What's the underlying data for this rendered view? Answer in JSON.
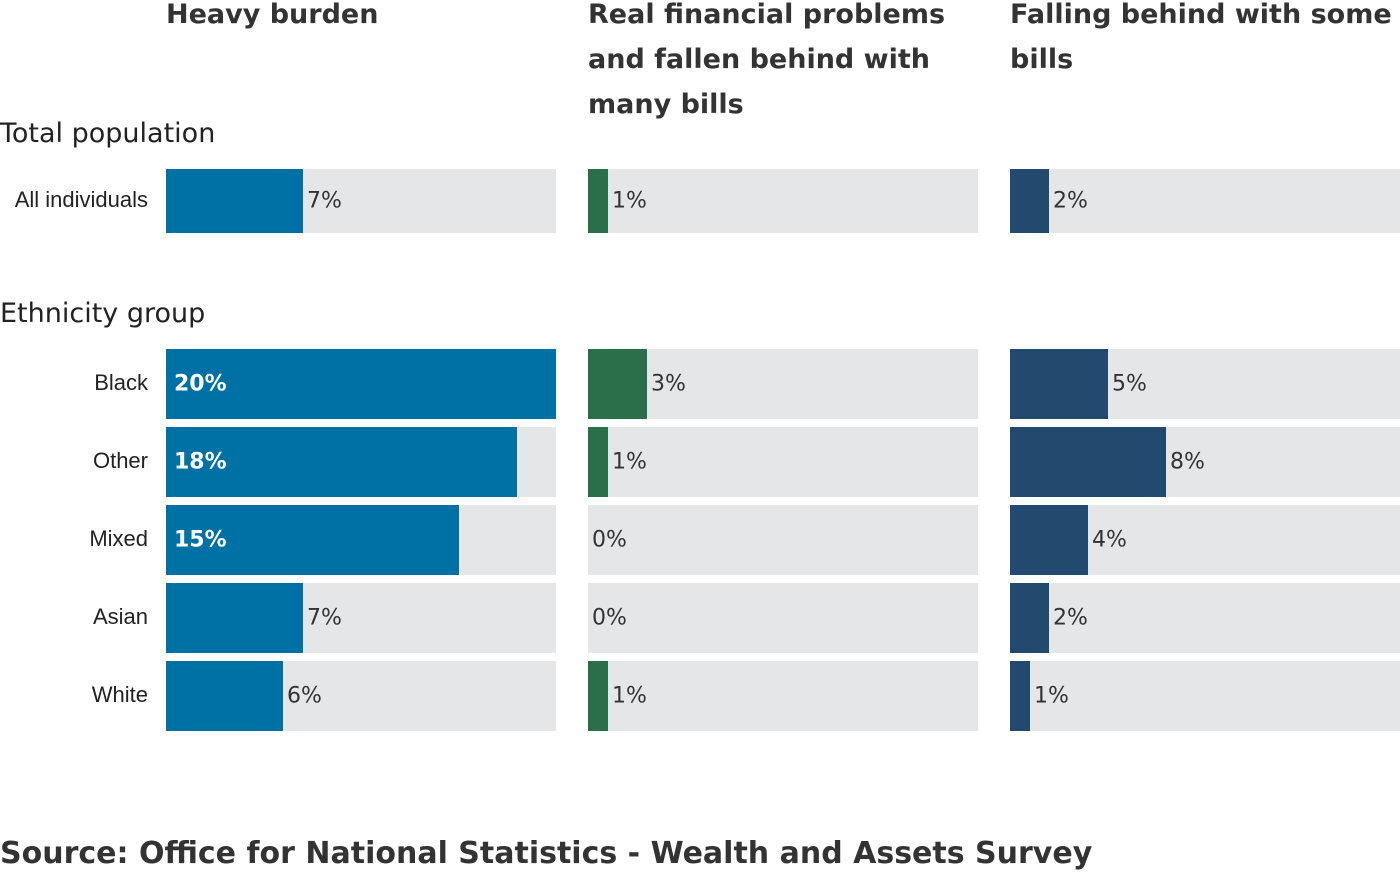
{
  "chart_data": {
    "type": "bar",
    "orientation": "horizontal",
    "panels": [
      {
        "title": "Heavy burden",
        "color": "#0071a4"
      },
      {
        "title": "Real financial problems and fallen behind with many bills",
        "color": "#2a6e4a"
      },
      {
        "title": "Falling behind with some bills",
        "color": "#224a6e"
      }
    ],
    "groups": [
      {
        "title": "Total population",
        "rows": [
          {
            "label": "All individuals",
            "values": [
              7,
              1,
              2
            ],
            "labels": [
              "7%",
              "1%",
              "2%"
            ]
          }
        ]
      },
      {
        "title": "Ethnicity group",
        "rows": [
          {
            "label": "Black",
            "values": [
              20,
              3,
              5
            ],
            "labels": [
              "20%",
              "3%",
              "5%"
            ]
          },
          {
            "label": "Other",
            "values": [
              18,
              1,
              8
            ],
            "labels": [
              "18%",
              "1%",
              "8%"
            ]
          },
          {
            "label": "Mixed",
            "values": [
              15,
              0,
              4
            ],
            "labels": [
              "15%",
              "0%",
              "4%"
            ]
          },
          {
            "label": "Asian",
            "values": [
              7,
              0,
              2
            ],
            "labels": [
              "7%",
              "0%",
              "2%"
            ]
          },
          {
            "label": "White",
            "values": [
              6,
              1,
              1
            ],
            "labels": [
              "6%",
              "1%",
              "1%"
            ]
          }
        ]
      }
    ],
    "xlim": [
      0,
      20
    ],
    "grid": false,
    "legend": "none"
  },
  "source": "Source: Office for National Statistics - Wealth and Assets Survey"
}
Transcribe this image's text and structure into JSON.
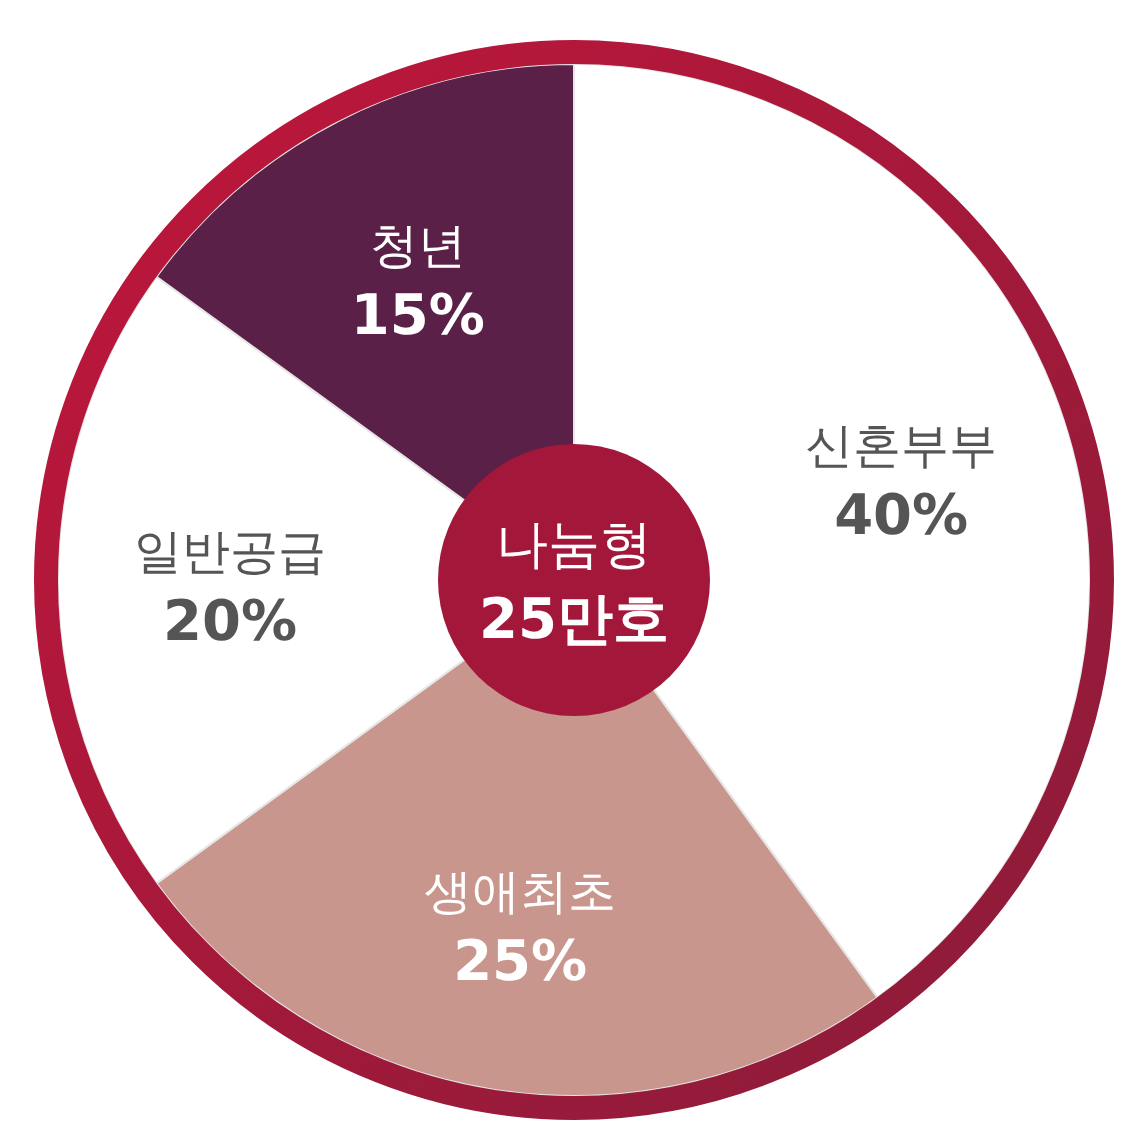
{
  "chart_data": {
    "type": "donut",
    "title": "나눔형 25만호",
    "categories": [
      "신혼부부",
      "생애최초",
      "일반공급",
      "청년"
    ],
    "values": [
      40,
      25,
      20,
      15
    ],
    "colors": [
      "#ffffff",
      "#c9968d",
      "#ffffff",
      "#5a2048"
    ],
    "value_labels": [
      "40%",
      "25%",
      "20%",
      "15%"
    ]
  }
}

* PROBLEM
Reproduce, word for word, every line from the one that contains "Transcribe this image's" to the end of the data, including both ends; omit all pictures.

* SOLUTION
Transcribe this image's text and structure into JSON.
{
  "chart_data": {
    "type": "donut",
    "title": "나눔형 25만호",
    "categories": [
      "신혼부부",
      "생애최초",
      "일반공급",
      "청년"
    ],
    "values": [
      40,
      25,
      20,
      15
    ],
    "colors": [
      "#ffffff",
      "#c9968d",
      "#ffffff",
      "#5a2048"
    ],
    "value_labels": [
      "40%",
      "25%",
      "20%",
      "15%"
    ]
  }
}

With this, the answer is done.